* **WHAT YOU ARE ASKED TO DO**
Print the listing below in its entirety, character for character.

--- start of EXCERPTED DATA ---

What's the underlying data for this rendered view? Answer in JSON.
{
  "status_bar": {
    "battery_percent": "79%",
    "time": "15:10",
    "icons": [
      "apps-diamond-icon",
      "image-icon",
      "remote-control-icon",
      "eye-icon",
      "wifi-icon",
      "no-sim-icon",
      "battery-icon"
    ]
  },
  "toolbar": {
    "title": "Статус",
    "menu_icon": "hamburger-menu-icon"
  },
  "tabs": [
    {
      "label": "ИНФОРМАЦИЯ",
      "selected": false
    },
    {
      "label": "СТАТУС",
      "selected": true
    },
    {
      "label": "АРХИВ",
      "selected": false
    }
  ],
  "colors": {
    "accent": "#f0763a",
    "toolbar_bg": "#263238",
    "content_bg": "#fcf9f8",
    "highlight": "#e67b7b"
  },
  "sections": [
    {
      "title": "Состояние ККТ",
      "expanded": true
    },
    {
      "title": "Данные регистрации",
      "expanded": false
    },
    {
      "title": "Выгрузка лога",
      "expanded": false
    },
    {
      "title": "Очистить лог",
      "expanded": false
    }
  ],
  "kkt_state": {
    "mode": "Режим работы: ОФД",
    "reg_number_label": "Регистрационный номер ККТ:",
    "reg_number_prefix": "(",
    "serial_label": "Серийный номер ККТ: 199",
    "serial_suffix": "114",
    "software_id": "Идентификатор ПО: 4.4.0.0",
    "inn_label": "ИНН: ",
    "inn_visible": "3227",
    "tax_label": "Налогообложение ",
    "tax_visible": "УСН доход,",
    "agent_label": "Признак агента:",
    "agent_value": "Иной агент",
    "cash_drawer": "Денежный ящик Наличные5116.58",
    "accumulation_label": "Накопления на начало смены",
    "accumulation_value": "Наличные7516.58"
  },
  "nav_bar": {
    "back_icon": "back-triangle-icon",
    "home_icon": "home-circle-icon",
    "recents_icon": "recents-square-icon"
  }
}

--- end of EXCERPTED DATA ---

* **WRITTEN ANSWER**
What's the underlying data for this rendered view? Answer in JSON.
{
  "status_bar": {
    "battery_percent": "79%",
    "time": "15:10",
    "icons": [
      "apps-diamond-icon",
      "image-icon",
      "remote-control-icon",
      "eye-icon",
      "wifi-icon",
      "no-sim-icon",
      "battery-icon"
    ]
  },
  "toolbar": {
    "title": "Статус",
    "menu_icon": "hamburger-menu-icon"
  },
  "tabs": [
    {
      "label": "ИНФОРМАЦИЯ",
      "selected": false
    },
    {
      "label": "СТАТУС",
      "selected": true
    },
    {
      "label": "АРХИВ",
      "selected": false
    }
  ],
  "colors": {
    "accent": "#f0763a",
    "toolbar_bg": "#263238",
    "content_bg": "#fcf9f8",
    "highlight": "#e67b7b"
  },
  "sections": [
    {
      "title": "Состояние ККТ",
      "expanded": true
    },
    {
      "title": "Данные регистрации",
      "expanded": false
    },
    {
      "title": "Выгрузка лога",
      "expanded": false
    },
    {
      "title": "Очистить лог",
      "expanded": false
    }
  ],
  "kkt_state": {
    "mode": "Режим работы: ОФД",
    "reg_number_label": "Регистрационный номер ККТ:",
    "reg_number_prefix": "(",
    "serial_label": "Серийный номер ККТ: 199",
    "serial_suffix": "114",
    "software_id": "Идентификатор ПО: 4.4.0.0",
    "inn_label": "ИНН: ",
    "inn_visible": "3227",
    "tax_label": "Налогообложение ",
    "tax_visible": "УСН доход,",
    "agent_label": "Признак агента:",
    "agent_value": "Иной агент",
    "cash_drawer": "Денежный ящик Наличные5116.58",
    "accumulation_label": "Накопления на начало смены",
    "accumulation_value": "Наличные7516.58"
  },
  "nav_bar": {
    "back_icon": "back-triangle-icon",
    "home_icon": "home-circle-icon",
    "recents_icon": "recents-square-icon"
  }
}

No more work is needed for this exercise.